### TASK PROMPT
Output every record below exactly as it appears.

━━━━━ PROVIDED RECORDS

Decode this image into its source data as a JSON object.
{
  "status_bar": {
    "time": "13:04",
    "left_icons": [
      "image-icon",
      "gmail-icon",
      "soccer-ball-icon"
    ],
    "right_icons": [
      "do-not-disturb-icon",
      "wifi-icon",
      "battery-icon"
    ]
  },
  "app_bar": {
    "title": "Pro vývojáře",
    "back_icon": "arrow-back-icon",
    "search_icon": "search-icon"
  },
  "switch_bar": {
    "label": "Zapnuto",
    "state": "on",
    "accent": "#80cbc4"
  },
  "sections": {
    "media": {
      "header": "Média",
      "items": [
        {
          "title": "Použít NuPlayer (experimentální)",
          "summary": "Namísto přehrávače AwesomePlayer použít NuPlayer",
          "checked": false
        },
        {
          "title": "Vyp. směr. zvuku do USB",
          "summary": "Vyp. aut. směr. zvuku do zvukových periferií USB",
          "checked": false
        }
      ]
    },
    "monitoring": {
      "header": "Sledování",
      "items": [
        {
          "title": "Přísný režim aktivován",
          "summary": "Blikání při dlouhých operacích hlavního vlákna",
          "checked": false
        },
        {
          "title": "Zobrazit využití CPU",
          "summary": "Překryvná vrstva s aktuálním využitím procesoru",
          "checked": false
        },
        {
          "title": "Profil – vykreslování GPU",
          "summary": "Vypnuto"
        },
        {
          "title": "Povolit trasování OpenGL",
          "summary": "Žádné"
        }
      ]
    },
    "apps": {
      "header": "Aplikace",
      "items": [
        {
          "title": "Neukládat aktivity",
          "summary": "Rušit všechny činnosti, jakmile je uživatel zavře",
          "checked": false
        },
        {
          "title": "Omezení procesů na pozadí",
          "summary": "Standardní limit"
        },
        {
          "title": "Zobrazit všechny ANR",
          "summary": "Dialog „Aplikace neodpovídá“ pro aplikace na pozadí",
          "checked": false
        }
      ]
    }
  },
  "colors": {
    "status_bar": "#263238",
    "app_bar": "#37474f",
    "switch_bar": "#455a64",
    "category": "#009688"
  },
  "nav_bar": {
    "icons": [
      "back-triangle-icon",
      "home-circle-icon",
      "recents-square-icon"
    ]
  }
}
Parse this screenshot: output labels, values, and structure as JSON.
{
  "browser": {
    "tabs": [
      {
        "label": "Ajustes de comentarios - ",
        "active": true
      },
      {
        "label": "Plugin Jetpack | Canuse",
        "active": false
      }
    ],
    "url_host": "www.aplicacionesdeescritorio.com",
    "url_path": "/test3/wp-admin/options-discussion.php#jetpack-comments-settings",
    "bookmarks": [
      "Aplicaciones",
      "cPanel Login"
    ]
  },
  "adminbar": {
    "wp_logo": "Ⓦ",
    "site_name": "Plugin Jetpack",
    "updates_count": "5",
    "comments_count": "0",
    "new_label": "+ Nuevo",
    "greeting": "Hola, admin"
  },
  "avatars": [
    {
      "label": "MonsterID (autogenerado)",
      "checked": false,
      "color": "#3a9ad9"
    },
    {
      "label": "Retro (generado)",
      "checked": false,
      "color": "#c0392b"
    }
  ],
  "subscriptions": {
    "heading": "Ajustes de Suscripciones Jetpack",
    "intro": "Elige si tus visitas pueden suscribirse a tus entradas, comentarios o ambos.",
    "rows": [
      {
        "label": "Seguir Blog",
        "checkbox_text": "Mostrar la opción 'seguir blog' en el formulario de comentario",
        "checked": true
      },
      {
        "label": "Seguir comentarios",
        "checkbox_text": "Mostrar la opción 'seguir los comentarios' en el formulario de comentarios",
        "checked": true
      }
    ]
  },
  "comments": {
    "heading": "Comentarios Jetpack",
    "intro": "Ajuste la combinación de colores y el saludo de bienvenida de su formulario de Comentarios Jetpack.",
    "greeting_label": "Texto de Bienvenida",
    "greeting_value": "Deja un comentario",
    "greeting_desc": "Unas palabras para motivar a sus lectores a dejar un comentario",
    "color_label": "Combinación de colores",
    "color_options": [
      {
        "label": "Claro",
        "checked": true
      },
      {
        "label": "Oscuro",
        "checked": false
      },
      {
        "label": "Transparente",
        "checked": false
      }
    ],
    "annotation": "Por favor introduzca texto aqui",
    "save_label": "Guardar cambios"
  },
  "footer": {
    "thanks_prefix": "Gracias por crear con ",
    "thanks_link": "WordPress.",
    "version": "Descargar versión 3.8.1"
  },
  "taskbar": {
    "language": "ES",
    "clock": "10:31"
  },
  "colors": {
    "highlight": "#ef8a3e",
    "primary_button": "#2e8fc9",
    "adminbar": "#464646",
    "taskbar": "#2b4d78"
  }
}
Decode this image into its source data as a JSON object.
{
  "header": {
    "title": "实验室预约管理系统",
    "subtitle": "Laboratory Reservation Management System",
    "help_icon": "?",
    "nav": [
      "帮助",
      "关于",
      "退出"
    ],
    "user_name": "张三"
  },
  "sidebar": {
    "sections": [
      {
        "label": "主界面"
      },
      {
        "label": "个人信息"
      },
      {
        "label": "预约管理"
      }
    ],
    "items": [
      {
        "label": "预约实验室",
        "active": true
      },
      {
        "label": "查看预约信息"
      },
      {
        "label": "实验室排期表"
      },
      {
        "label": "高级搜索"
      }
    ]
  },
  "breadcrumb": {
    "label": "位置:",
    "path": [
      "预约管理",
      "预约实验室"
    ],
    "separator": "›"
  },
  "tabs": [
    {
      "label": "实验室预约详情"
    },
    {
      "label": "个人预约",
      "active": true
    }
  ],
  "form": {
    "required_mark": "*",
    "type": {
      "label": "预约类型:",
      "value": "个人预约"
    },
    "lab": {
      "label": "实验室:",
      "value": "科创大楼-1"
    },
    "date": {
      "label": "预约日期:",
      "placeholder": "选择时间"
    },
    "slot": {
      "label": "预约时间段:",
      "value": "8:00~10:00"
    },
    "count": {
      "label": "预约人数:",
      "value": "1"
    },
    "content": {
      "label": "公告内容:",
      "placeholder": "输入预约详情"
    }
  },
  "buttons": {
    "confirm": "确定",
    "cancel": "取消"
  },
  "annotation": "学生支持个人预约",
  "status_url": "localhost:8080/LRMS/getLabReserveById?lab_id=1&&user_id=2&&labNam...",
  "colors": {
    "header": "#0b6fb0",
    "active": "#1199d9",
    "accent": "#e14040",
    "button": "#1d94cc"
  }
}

━━━━━━━━━━

### WRITTEN SOLUTION
Decode this image into its source data as a JSON object.
{
  "status_bar": {
    "time": "13:04",
    "left_icons": [
      "image-icon",
      "gmail-icon",
      "soccer-ball-icon"
    ],
    "right_icons": [
      "do-not-disturb-icon",
      "wifi-icon",
      "battery-icon"
    ]
  },
  "app_bar": {
    "title": "Pro vývojáře",
    "back_icon": "arrow-back-icon",
    "search_icon": "search-icon"
  },
  "switch_bar": {
    "label": "Zapnuto",
    "state": "on",
    "accent": "#80cbc4"
  },
  "sections": {
    "media": {
      "header": "Média",
      "items": [
        {
          "title": "Použít NuPlayer (experimentální)",
          "summary": "Namísto přehrávače AwesomePlayer použít NuPlayer",
          "checked": false
        },
        {
          "title": "Vyp. směr. zvuku do USB",
          "summary": "Vyp. aut. směr. zvuku do zvukových periferií USB",
          "checked": false
        }
      ]
    },
    "monitoring": {
      "header": "Sledování",
      "items": [
        {
          "title": "Přísný režim aktivován",
          "summary": "Blikání při dlouhých operacích hlavního vlákna",
          "checked": false
        },
        {
          "title": "Zobrazit využití CPU",
          "summary": "Překryvná vrstva s aktuálním využitím procesoru",
          "checked": false
        },
        {
          "title": "Profil – vykreslování GPU",
          "summary": "Vypnuto"
        },
        {
          "title": "Povolit trasování OpenGL",
          "summary": "Žádné"
        }
      ]
    },
    "apps": {
      "header": "Aplikace",
      "items": [
        {
          "title": "Neukládat aktivity",
          "summary": "Rušit všechny činnosti, jakmile je uživatel zavře",
          "checked": false
        },
        {
          "title": "Omezení procesů na pozadí",
          "summary": "Standardní limit"
        },
        {
          "title": "Zobrazit všechny ANR",
          "summary": "Dialog „Aplikace neodpovídá“ pro aplikace na pozadí",
          "checked": false
        }
      ]
    }
  },
  "colors": {
    "status_bar": "#263238",
    "app_bar": "#37474f",
    "switch_bar": "#455a64",
    "category": "#009688"
  },
  "nav_bar": {
    "icons": [
      "back-triangle-icon",
      "home-circle-icon",
      "recents-square-icon"
    ]
  }
}
Parse this screenshot: output labels, values, and structure as JSON.
{
  "browser": {
    "tabs": [
      {
        "label": "Ajustes de comentarios - ",
        "active": true
      },
      {
        "label": "Plugin Jetpack | Canuse",
        "active": false
      }
    ],
    "url_host": "www.aplicacionesdeescritorio.com",
    "url_path": "/test3/wp-admin/options-discussion.php#jetpack-comments-settings",
    "bookmarks": [
      "Aplicaciones",
      "cPanel Login"
    ]
  },
  "adminbar": {
    "wp_logo": "Ⓦ",
    "site_name": "Plugin Jetpack",
    "updates_count": "5",
    "comments_count": "0",
    "new_label": "+ Nuevo",
    "greeting": "Hola, admin"
  },
  "avatars": [
    {
      "label": "MonsterID (autogenerado)",
      "checked": false,
      "color": "#3a9ad9"
    },
    {
      "label": "Retro (generado)",
      "checked": false,
      "color": "#c0392b"
    }
  ],
  "subscriptions": {
    "heading": "Ajustes de Suscripciones Jetpack",
    "intro": "Elige si tus visitas pueden suscribirse a tus entradas, comentarios o ambos.",
    "rows": [
      {
        "label": "Seguir Blog",
        "checkbox_text": "Mostrar la opción 'seguir blog' en el formulario de comentario",
        "checked": true
      },
      {
        "label": "Seguir comentarios",
        "checkbox_text": "Mostrar la opción 'seguir los comentarios' en el formulario de comentarios",
        "checked": true
      }
    ]
  },
  "comments": {
    "heading": "Comentarios Jetpack",
    "intro": "Ajuste la combinación de colores y el saludo de bienvenida de su formulario de Comentarios Jetpack.",
    "greeting_label": "Texto de Bienvenida",
    "greeting_value": "Deja un comentario",
    "greeting_desc": "Unas palabras para motivar a sus lectores a dejar un comentario",
    "color_label": "Combinación de colores",
    "color_options": [
      {
        "label": "Claro",
        "checked": true
      },
      {
        "label": "Oscuro",
        "checked": false
      },
      {
        "label": "Transparente",
        "checked": false
      }
    ],
    "annotation": "Por favor introduzca texto aqui",
    "save_label": "Guardar cambios"
  },
  "footer": {
    "thanks_prefix": "Gracias por crear con ",
    "thanks_link": "WordPress.",
    "version": "Descargar versión 3.8.1"
  },
  "taskbar": {
    "language": "ES",
    "clock": "10:31"
  },
  "colors": {
    "highlight": "#ef8a3e",
    "primary_button": "#2e8fc9",
    "adminbar": "#464646",
    "taskbar": "#2b4d78"
  }
}
Decode this image into its source data as a JSON object.
{
  "header": {
    "title": "实验室预约管理系统",
    "subtitle": "Laboratory Reservation Management System",
    "help_icon": "?",
    "nav": [
      "帮助",
      "关于",
      "退出"
    ],
    "user_name": "张三"
  },
  "sidebar": {
    "sections": [
      {
        "label": "主界面"
      },
      {
        "label": "个人信息"
      },
      {
        "label": "预约管理"
      }
    ],
    "items": [
      {
        "label": "预约实验室",
        "active": true
      },
      {
        "label": "查看预约信息"
      },
      {
        "label": "实验室排期表"
      },
      {
        "label": "高级搜索"
      }
    ]
  },
  "breadcrumb": {
    "label": "位置:",
    "path": [
      "预约管理",
      "预约实验室"
    ],
    "separator": "›"
  },
  "tabs": [
    {
      "label": "实验室预约详情"
    },
    {
      "label": "个人预约",
      "active": true
    }
  ],
  "form": {
    "required_mark": "*",
    "type": {
      "label": "预约类型:",
      "value": "个人预约"
    },
    "lab": {
      "label": "实验室:",
      "value": "科创大楼-1"
    },
    "date": {
      "label": "预约日期:",
      "placeholder": "选择时间"
    },
    "slot": {
      "label": "预约时间段:",
      "value": "8:00~10:00"
    },
    "count": {
      "label": "预约人数:",
      "value": "1"
    },
    "content": {
      "label": "公告内容:",
      "placeholder": "输入预约详情"
    }
  },
  "buttons": {
    "confirm": "确定",
    "cancel": "取消"
  },
  "annotation": "学生支持个人预约",
  "status_url": "localhost:8080/LRMS/getLabReserveById?lab_id=1&&user_id=2&&labNam...",
  "colors": {
    "header": "#0b6fb0",
    "active": "#1199d9",
    "accent": "#e14040",
    "button": "#1d94cc"
  }
}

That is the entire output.